* Texto do documento:
Vereador de Brumado diz que salário de R$ 13 mil “não dá nem para fazer a feira” e provoca reação

Uma declaração feita no plenário da Câmara Municipal de Brumado, no sudoeste da Bahia, colocou o município no centro de uma nova polêmica política. Durante uma sessão legislativa realizada em 30 de março, o vereador Bizunga Ramos (PCdoB) afirmou que o salário de R$ 13 mil pago aos parlamentares da cidade “não dá nem para fazer a feira”, fala que ganhou repercussão nos últimos dias após a circulação do vídeo nas redes sociais.
O episódio ocorreu durante um debate sobre a taxa de iluminação pública. Em meio à discussão com outro vereador, Bizunga reagiu às críticas e citou a remuneração dos parlamentares para sustentar que o valor bruto divulgado não corresponderia à realidade líquida após descontos. Em um dos trechos mais comentados, disse que “todos aqui recebem R$ 13 mil” e que, descontados os impostos, o valor final estaria longe do que parte da população imagina.
A fala rapidamente deixou o ambiente restrito da Câmara e passou a circular em páginas de notícias, perfis políticos e veículos baianos, onde foi recebida com críticas e ironias. A repercussão se explica menos pelo valor em si e mais pelo contraste entre o discurso do vereador e a realidade econômica enfrentada pela maior parte da população, sobretudo em um cenário de custo de vida elevado e renda apertada. A declaração acabou sendo lida, por muitos, como um exemplo de distanciamento entre representantes eleitos e o cotidiano do eleitor.

* Enunciado:
Dê continuidade à notícia sobre a fala do vereador de Brumado, começando logo após a última frase apresentada.

* Informações exibidas:

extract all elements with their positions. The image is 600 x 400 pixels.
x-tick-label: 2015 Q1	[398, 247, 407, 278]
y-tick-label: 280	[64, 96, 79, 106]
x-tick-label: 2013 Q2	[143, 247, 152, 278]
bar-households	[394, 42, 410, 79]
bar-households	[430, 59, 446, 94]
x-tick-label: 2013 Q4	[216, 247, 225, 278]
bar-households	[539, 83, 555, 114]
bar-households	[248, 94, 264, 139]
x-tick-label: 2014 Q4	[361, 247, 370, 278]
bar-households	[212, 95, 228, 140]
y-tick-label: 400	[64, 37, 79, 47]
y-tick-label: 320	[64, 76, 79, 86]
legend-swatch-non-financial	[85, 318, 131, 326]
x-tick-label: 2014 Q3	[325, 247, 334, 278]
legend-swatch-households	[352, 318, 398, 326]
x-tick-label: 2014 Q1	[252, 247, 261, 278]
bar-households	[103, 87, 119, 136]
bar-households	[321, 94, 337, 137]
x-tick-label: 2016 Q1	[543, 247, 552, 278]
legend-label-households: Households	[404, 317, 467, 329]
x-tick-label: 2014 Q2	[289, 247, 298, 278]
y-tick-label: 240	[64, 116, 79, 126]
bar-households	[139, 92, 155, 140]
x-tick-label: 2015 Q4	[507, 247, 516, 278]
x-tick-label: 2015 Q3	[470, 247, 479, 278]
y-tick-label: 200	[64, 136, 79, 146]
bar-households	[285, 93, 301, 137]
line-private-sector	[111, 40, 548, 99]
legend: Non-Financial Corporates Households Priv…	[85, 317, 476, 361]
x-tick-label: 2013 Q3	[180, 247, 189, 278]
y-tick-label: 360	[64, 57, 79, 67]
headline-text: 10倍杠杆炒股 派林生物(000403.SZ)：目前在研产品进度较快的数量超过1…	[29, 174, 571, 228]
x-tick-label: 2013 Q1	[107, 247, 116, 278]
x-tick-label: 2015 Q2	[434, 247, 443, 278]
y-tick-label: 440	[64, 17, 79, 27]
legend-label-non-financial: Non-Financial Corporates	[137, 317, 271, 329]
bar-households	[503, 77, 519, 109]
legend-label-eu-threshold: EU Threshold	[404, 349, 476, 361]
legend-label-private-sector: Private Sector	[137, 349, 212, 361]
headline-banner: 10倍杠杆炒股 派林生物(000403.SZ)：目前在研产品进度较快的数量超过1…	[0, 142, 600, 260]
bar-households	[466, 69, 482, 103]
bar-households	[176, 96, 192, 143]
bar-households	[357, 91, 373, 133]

* Resposta:
Embora o pronunciamento tenha sido feito no fim de março, foi nesta semana que o caso ganhou força, impulsionado pela divulgação do vídeo da sessão transmitida oficialmente pela Câmara. Até agora, a repercussão pública tem sido marcada mais pela crítica social e política do que por uma discussão técnica sobre vencimentos, descontos ou custo de vida em Brumado.
No centro da controvérsia está uma percepção já conhecida no debate público brasileiro: quando um agente político relativiza um salário considerado alto para os padrões locais, a fala tende a ser interpretada como insensível, sobretudo em cidades do interior, onde grande parte da população convive com renda muito inferior à recebida por cargos eletivos. Em Brumado, a frase não ficou apenas como um desabafo de plenário. Virou símbolo de uma desconexão que, em tempos de redes sociais, se transforma rapidamente em desgaste político.